▶ **EXCERPT**
The other problem is that the storage health script aims to be as nonintrusive as possible. To constantly gather performance information we require need some sort of agent or service running on every node and we definitely did not want to go there.

The decision was to take a few samples only during the execution of the script. It gathers 60 samples, 1 second apart. During those 60 seconds the script is simply waiting and it's doing nothing else. I considered starting the capture on a separate thread (PowerShell job) and let it run while we’re gathering other health information, but I was afraid that the results would be impacted. I figured that waiting for one minute would be reasonable.

 

Capture

There are a few different ways to capture performance data. Using the performance counter infrastructure seems like the way to go, but even there you have a few different options. We could save the raw performance information to a file and parse it later. We could also use Win32 APIs to gather counters.

Since this is a PowerShell script, I decided to go with the Get-Counter cmdlet. It provides a simple way to get a specified list of counters, including multiple servers and multiple samples. The scripts uses a single command to gather all the relevant data, which is kept in memory and later processed.

Here’s some sample code:

$Samples = 60
$Nodes = “Cluster123N17”, “Cluster123N18”, “Cluster123N19”, “Cluster123N20”
$Names = “reads/sec”, “writes/sec” , “read latency”, “write latency”
$Items = $Nodes | % { $Node=$_; $Names | % { (”\\”+$Node+”\Cluster CSV File System(*)\”+$_) } }
$RawCounters = Get-Counter -Counter $Items -SampleInterval 1 -MaxSamples $Samples

The script then goes on to massage the data a bit. For the raw data, I wanted to fill in some related information (like pool and share) for every line. This would make it a proper fact table for Excel pivot tables, once it's exported to a comma-separated file. The other processing needed is summarizing the raw data into per-volume totals and averages.

▶ **DATA TO EXAMINE**
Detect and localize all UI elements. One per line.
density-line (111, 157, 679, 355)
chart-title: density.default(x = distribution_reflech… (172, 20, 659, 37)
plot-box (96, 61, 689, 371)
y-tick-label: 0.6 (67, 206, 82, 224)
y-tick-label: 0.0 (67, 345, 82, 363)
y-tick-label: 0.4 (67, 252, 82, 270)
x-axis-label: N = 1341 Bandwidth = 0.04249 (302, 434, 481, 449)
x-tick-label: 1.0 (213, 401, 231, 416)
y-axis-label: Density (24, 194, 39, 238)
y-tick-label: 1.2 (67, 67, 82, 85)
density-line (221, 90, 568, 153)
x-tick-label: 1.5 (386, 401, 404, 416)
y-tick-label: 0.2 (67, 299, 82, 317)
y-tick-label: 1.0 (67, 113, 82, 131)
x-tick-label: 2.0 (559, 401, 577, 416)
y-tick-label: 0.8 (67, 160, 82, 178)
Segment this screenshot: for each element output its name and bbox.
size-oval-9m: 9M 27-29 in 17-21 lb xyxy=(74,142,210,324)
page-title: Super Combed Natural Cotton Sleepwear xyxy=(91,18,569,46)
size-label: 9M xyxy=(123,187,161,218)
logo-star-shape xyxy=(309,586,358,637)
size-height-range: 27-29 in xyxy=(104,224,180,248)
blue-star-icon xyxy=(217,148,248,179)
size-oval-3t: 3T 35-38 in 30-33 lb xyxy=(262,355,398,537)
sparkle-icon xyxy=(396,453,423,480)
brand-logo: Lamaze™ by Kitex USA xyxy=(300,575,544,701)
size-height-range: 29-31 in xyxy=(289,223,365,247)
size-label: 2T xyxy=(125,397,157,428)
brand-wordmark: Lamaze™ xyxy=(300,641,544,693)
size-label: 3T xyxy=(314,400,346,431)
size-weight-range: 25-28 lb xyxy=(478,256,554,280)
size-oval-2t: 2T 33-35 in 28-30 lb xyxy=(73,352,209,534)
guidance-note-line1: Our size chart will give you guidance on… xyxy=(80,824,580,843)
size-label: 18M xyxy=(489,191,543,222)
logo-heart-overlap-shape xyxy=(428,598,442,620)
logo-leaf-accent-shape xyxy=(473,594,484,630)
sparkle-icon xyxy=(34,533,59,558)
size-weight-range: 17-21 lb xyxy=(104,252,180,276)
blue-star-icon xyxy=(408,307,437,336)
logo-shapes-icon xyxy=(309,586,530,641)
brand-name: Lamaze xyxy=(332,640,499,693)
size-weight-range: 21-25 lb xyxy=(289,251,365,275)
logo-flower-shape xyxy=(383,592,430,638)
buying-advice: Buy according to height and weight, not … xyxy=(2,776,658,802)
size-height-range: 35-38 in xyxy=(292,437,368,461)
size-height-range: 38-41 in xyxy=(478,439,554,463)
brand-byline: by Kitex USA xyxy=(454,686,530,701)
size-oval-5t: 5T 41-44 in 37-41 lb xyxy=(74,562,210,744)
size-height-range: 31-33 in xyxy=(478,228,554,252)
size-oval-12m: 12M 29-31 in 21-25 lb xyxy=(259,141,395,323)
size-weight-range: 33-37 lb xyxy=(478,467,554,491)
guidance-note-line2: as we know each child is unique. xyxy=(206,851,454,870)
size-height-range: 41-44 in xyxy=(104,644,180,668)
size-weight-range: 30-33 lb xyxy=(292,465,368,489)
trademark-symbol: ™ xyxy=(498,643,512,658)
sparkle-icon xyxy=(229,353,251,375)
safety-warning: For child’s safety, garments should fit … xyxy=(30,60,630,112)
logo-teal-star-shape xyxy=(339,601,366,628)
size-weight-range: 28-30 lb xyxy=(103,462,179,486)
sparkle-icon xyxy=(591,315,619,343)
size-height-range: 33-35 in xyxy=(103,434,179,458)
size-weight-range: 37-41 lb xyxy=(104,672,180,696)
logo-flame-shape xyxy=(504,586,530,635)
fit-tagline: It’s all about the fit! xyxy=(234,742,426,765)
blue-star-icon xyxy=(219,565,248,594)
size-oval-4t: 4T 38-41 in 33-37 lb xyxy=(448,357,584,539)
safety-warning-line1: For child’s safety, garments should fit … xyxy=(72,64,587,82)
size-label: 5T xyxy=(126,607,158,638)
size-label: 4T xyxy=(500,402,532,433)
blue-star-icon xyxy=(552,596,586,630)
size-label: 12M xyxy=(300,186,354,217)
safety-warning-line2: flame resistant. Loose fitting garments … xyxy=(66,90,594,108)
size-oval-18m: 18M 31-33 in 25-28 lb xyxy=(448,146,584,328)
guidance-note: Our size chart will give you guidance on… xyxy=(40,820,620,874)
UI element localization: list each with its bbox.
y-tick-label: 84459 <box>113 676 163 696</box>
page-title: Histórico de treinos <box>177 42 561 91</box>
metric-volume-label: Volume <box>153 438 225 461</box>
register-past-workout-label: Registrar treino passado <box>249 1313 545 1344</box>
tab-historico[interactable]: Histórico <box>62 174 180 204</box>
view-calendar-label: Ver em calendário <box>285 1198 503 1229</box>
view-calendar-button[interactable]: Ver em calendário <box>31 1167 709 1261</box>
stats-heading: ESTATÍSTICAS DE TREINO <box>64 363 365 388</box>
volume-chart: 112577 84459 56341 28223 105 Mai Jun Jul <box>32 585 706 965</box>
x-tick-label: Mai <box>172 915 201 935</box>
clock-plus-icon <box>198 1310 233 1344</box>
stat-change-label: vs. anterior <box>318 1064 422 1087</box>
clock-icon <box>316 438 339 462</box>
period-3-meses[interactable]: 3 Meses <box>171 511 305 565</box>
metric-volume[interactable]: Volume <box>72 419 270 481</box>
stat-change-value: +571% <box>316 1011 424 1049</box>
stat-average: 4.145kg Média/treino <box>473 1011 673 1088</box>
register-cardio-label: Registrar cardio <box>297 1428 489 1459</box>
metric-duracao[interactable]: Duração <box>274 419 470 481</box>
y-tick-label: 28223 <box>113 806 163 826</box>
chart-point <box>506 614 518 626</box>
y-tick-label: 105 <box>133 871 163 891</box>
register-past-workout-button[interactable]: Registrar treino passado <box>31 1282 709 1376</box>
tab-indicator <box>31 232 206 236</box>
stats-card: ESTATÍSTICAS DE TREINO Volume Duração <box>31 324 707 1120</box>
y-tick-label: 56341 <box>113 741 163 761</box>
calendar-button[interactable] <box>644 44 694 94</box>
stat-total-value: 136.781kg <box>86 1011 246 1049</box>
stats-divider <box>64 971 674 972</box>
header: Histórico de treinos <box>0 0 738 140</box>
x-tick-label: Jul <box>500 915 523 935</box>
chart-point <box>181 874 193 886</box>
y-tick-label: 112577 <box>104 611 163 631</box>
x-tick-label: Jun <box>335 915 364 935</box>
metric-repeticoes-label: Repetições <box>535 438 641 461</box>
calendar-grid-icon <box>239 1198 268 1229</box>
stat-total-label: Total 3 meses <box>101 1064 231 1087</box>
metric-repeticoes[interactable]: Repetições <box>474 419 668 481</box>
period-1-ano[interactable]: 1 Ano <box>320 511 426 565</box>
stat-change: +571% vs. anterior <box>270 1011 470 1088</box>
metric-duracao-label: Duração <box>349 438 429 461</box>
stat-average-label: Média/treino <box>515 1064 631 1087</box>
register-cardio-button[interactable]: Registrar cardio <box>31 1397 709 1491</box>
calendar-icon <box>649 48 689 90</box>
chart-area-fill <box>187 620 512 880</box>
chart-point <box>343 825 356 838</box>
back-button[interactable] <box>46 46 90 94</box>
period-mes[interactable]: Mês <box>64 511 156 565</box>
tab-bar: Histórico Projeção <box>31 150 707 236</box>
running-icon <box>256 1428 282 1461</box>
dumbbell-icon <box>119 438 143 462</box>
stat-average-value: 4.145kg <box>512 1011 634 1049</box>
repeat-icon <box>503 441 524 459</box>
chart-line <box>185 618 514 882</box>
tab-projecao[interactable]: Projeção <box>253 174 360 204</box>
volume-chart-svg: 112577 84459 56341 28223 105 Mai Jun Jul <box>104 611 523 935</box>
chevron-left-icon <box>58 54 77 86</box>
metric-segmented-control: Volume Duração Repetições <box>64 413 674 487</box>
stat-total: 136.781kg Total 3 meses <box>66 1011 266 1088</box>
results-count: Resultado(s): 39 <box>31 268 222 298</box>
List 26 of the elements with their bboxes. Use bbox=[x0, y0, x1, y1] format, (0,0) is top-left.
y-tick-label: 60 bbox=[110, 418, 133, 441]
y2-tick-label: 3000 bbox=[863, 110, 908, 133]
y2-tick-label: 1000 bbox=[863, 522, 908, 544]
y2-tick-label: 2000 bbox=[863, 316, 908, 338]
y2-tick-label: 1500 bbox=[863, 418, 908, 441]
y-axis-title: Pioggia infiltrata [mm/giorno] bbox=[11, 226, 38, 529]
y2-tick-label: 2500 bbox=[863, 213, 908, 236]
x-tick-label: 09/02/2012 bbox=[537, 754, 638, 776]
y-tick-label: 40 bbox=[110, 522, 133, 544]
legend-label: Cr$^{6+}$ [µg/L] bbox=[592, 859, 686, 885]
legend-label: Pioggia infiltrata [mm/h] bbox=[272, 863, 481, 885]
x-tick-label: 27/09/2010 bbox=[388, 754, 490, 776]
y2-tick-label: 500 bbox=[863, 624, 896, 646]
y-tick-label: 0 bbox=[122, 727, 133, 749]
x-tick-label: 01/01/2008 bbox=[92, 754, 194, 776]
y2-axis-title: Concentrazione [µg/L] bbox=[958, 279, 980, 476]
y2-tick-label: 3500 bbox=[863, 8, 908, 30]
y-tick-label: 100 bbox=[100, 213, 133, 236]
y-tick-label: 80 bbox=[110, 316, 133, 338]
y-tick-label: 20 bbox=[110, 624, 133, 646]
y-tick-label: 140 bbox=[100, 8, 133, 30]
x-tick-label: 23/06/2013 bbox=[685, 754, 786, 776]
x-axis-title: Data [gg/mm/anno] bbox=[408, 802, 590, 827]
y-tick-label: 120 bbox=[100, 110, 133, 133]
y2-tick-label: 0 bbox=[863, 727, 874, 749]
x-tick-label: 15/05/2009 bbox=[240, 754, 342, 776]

▶ **TASK TO COMPLETE**
Answer from the excerpt on the storage health script:
(a) How many samples does the script gather, and how far apart are they?
(b) Which cmdlet was chosen to capture the performance data?
(c) In what file format is the raw data exported for use in Excel pivot tables?
The records can be ignored here.

▶ **RESPONSE**
(a) It gathers 60 samples, 1 second apart.
(b) The Get-Counter cmdlet.
(c) A comma-separated file.